── Dataset entries
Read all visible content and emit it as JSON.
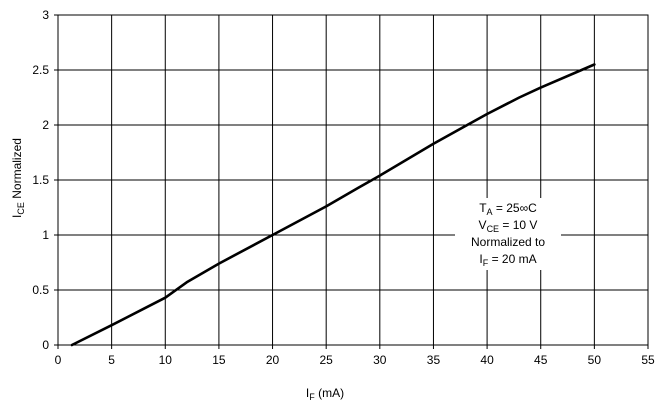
{
  "chart_data": {
    "type": "line",
    "xlabel": "I",
    "xlabel_sub": "F",
    "xlabel_unit": " (mA)",
    "ylabel": "I",
    "ylabel_sub": "CE",
    "ylabel_rest": " Normalized",
    "xlim": [
      0,
      55
    ],
    "ylim": [
      0,
      3
    ],
    "xticks": [
      0,
      5,
      10,
      15,
      20,
      25,
      30,
      35,
      40,
      45,
      50,
      55
    ],
    "yticks": [
      0,
      0.5,
      1,
      1.5,
      2,
      2.5,
      3
    ],
    "xtick_labels": [
      "0",
      "5",
      "10",
      "15",
      "20",
      "25",
      "30",
      "35",
      "40",
      "45",
      "50",
      "55"
    ],
    "ytick_labels": [
      "0",
      "0.5",
      "1",
      "1.5",
      "2",
      "2.5",
      "3"
    ],
    "grid": true,
    "series": [
      {
        "x": [
          1.3,
          5,
          8,
          10,
          12,
          15,
          20,
          25,
          28,
          30,
          35,
          40,
          43,
          45,
          50
        ],
        "y": [
          0,
          0.18,
          0.33,
          0.43,
          0.57,
          0.74,
          1.0,
          1.26,
          1.43,
          1.54,
          1.83,
          2.1,
          2.25,
          2.34,
          2.55
        ]
      }
    ],
    "annotation": {
      "line1_main": "T",
      "line1_sub": "A",
      "line1_rest": " = 25∞C",
      "line2_main": "V",
      "line2_sub": "CE",
      "line2_rest": " = 10 V",
      "line3": "Normalized to",
      "line4_main": "I",
      "line4_sub": "F",
      "line4_rest": " = 20 mA"
    },
    "colors": {
      "line": "#000000",
      "grid": "#000000",
      "background": "#ffffff"
    }
  }
}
────
Reproduce each record above by retyping it exactly; omit all images.

### Task solution
Read all visible content and emit it as JSON.
{
  "chart_data": {
    "type": "line",
    "xlabel": "I",
    "xlabel_sub": "F",
    "xlabel_unit": " (mA)",
    "ylabel": "I",
    "ylabel_sub": "CE",
    "ylabel_rest": " Normalized",
    "xlim": [
      0,
      55
    ],
    "ylim": [
      0,
      3
    ],
    "xticks": [
      0,
      5,
      10,
      15,
      20,
      25,
      30,
      35,
      40,
      45,
      50,
      55
    ],
    "yticks": [
      0,
      0.5,
      1,
      1.5,
      2,
      2.5,
      3
    ],
    "xtick_labels": [
      "0",
      "5",
      "10",
      "15",
      "20",
      "25",
      "30",
      "35",
      "40",
      "45",
      "50",
      "55"
    ],
    "ytick_labels": [
      "0",
      "0.5",
      "1",
      "1.5",
      "2",
      "2.5",
      "3"
    ],
    "grid": true,
    "series": [
      {
        "x": [
          1.3,
          5,
          8,
          10,
          12,
          15,
          20,
          25,
          28,
          30,
          35,
          40,
          43,
          45,
          50
        ],
        "y": [
          0,
          0.18,
          0.33,
          0.43,
          0.57,
          0.74,
          1.0,
          1.26,
          1.43,
          1.54,
          1.83,
          2.1,
          2.25,
          2.34,
          2.55
        ]
      }
    ],
    "annotation": {
      "line1_main": "T",
      "line1_sub": "A",
      "line1_rest": " = 25∞C",
      "line2_main": "V",
      "line2_sub": "CE",
      "line2_rest": " = 10 V",
      "line3": "Normalized to",
      "line4_main": "I",
      "line4_sub": "F",
      "line4_rest": " = 20 mA"
    },
    "colors": {
      "line": "#000000",
      "grid": "#000000",
      "background": "#ffffff"
    }
  }
}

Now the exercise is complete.